**Exercise details:** Scan the material that follows. Copy every line containing the word "name".

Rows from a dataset
[start]
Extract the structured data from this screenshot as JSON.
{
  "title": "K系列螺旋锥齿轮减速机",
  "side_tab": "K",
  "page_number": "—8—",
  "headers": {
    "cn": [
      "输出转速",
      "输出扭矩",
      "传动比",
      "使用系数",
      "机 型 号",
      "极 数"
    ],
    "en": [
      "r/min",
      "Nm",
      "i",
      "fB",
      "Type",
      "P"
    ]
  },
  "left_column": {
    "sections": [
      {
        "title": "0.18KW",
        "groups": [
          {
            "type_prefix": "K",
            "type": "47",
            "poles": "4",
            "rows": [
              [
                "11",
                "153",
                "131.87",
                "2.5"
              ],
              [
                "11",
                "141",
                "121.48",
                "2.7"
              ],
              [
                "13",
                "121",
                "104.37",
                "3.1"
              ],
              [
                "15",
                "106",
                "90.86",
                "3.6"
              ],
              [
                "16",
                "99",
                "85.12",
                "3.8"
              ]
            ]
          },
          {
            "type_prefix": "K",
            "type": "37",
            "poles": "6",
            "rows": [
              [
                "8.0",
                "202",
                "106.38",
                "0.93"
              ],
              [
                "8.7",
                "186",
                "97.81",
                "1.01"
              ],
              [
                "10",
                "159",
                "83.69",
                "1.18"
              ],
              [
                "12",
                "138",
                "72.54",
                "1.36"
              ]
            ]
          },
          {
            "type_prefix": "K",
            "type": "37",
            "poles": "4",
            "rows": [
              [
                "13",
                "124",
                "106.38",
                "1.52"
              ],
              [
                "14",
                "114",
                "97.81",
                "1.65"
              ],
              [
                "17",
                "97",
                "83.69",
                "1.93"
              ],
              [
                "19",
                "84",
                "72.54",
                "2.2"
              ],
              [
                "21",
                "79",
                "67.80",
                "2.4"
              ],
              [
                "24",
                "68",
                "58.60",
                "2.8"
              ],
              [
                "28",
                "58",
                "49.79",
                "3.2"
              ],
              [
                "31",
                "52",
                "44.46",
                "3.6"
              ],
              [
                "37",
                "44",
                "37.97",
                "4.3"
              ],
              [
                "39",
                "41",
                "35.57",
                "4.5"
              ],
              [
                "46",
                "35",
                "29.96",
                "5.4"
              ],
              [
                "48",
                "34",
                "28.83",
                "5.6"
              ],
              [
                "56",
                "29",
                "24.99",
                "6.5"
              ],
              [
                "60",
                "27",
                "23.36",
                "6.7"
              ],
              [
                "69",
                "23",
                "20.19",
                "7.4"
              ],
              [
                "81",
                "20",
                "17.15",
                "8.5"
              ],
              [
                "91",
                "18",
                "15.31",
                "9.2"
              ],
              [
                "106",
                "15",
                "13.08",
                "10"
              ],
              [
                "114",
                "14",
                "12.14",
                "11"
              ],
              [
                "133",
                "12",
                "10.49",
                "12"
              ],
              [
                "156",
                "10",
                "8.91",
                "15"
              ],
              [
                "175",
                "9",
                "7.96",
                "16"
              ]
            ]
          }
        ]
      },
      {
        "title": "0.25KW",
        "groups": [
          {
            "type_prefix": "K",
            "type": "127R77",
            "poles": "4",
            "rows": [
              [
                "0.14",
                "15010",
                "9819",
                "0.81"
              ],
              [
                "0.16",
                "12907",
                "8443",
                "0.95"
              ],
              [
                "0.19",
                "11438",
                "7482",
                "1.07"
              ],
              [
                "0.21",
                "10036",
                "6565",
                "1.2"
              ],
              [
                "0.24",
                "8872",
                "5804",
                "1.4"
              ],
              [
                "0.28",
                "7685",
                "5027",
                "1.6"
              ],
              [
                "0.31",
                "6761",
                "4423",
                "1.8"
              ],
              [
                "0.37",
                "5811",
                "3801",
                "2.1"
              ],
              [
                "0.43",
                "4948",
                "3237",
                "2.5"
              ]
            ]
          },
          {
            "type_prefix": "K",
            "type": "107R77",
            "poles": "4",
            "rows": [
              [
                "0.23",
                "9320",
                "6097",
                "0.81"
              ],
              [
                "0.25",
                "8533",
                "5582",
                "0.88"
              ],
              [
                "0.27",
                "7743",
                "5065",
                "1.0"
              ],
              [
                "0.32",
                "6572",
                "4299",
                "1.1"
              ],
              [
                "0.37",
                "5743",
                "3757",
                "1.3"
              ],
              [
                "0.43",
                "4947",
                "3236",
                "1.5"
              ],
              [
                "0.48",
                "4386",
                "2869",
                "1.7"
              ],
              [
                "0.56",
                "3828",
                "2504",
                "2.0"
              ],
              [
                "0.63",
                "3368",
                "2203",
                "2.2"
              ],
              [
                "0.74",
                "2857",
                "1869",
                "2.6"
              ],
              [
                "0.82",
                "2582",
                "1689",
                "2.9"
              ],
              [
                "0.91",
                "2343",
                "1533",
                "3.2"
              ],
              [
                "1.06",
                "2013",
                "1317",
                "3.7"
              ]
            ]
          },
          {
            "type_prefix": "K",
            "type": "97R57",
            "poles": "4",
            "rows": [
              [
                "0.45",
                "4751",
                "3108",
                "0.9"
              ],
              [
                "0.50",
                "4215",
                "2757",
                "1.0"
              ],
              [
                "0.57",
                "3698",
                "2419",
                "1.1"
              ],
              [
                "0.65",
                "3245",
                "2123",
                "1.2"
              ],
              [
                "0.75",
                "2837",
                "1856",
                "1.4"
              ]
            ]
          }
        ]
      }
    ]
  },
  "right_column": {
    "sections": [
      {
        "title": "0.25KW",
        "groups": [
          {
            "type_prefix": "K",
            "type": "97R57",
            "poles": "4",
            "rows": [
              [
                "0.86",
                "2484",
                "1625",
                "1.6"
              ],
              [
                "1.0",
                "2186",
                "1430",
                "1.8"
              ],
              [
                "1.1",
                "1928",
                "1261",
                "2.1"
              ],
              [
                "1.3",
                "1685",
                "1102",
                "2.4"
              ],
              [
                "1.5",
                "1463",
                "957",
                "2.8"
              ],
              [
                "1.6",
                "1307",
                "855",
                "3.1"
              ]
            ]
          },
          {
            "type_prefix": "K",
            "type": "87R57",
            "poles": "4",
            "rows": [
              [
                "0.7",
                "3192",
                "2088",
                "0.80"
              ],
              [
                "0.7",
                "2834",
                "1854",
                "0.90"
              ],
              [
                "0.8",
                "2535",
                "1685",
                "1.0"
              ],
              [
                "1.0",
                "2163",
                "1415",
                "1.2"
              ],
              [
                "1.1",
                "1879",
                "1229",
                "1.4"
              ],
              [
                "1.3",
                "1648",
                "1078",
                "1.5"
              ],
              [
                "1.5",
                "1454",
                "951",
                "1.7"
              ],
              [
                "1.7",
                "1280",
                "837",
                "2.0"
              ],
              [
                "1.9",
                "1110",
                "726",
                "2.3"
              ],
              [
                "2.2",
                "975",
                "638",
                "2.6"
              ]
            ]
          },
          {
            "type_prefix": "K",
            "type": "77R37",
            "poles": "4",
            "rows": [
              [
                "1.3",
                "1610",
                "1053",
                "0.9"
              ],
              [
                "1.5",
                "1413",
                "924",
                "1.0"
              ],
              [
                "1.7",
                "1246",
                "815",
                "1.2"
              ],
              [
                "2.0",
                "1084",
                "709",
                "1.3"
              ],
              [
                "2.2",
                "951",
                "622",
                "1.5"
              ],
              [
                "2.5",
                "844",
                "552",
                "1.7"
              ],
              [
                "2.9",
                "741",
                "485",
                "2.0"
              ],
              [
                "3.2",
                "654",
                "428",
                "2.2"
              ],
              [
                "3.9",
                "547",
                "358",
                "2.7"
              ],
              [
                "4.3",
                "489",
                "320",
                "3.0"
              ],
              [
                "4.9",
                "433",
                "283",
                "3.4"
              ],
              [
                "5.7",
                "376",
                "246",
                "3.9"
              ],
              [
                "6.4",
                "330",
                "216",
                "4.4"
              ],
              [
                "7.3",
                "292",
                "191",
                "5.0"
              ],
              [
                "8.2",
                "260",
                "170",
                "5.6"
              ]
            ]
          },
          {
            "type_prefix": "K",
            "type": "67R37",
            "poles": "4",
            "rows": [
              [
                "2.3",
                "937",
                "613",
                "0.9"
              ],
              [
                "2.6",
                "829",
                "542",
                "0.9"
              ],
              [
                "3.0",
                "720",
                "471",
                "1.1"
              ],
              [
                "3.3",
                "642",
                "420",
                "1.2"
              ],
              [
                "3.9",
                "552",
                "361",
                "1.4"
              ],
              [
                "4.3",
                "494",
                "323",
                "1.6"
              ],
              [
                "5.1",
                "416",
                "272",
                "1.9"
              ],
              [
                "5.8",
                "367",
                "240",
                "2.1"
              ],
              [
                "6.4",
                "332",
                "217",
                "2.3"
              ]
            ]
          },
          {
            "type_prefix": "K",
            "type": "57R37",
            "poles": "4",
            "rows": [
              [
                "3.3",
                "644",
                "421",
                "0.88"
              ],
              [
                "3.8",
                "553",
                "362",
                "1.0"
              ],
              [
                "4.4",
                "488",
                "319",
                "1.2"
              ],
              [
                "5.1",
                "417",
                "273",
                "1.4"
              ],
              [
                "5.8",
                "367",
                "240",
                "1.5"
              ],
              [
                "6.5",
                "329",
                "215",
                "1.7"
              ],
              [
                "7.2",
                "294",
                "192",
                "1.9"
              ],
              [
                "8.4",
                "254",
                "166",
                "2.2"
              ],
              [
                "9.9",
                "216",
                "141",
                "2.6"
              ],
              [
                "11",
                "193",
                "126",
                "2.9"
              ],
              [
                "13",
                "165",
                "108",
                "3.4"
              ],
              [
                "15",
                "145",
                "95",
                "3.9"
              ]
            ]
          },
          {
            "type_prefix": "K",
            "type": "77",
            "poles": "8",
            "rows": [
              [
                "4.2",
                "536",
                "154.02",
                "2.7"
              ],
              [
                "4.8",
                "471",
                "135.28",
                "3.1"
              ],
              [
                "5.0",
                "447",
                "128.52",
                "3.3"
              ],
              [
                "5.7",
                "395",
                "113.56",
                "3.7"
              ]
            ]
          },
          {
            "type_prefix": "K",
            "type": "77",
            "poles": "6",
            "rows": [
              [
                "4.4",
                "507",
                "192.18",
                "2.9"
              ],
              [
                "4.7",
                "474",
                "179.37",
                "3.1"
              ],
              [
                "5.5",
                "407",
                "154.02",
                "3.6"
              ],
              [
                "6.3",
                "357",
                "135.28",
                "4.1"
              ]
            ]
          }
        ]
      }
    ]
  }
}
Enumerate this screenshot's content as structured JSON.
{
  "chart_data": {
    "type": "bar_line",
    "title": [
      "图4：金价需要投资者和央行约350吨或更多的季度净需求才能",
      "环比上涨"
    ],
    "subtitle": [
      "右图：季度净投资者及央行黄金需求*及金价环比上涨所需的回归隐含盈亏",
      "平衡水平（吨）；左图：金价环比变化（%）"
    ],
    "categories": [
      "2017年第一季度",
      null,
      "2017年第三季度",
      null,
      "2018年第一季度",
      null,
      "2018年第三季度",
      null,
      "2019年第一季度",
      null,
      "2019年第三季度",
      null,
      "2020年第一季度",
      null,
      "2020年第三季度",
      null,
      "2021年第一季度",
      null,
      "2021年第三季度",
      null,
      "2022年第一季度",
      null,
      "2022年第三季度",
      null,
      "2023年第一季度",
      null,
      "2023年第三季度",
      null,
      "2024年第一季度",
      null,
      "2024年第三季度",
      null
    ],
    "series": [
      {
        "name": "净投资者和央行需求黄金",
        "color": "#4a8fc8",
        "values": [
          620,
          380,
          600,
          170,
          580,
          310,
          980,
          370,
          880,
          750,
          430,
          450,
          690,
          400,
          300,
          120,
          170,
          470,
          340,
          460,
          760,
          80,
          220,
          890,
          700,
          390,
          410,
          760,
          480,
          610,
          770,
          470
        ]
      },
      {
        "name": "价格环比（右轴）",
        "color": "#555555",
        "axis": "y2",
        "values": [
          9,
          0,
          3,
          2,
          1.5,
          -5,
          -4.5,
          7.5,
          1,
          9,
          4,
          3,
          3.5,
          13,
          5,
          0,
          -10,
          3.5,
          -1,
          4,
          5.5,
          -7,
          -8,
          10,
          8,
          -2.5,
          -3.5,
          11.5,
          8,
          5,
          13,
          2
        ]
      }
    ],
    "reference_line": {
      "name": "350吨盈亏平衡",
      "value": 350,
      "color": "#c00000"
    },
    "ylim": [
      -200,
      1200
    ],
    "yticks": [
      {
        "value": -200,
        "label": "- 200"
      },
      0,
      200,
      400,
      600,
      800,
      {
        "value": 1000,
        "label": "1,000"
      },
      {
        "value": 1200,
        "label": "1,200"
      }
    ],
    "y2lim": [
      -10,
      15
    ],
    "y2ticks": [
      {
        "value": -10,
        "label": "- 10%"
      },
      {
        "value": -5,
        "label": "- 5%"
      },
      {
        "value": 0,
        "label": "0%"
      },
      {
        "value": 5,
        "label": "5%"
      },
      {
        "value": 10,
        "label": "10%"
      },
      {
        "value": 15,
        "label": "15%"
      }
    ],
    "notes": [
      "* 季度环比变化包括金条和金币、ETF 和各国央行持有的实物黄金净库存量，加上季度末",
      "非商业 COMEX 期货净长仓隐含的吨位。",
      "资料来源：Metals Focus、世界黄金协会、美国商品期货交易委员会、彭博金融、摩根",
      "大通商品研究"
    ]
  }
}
[end]
**Reply to the task:**
        "name": "净投资者和央行需求黄金",
        "name": "价格环比（右轴）",
      "name": "350吨盈亏平衡",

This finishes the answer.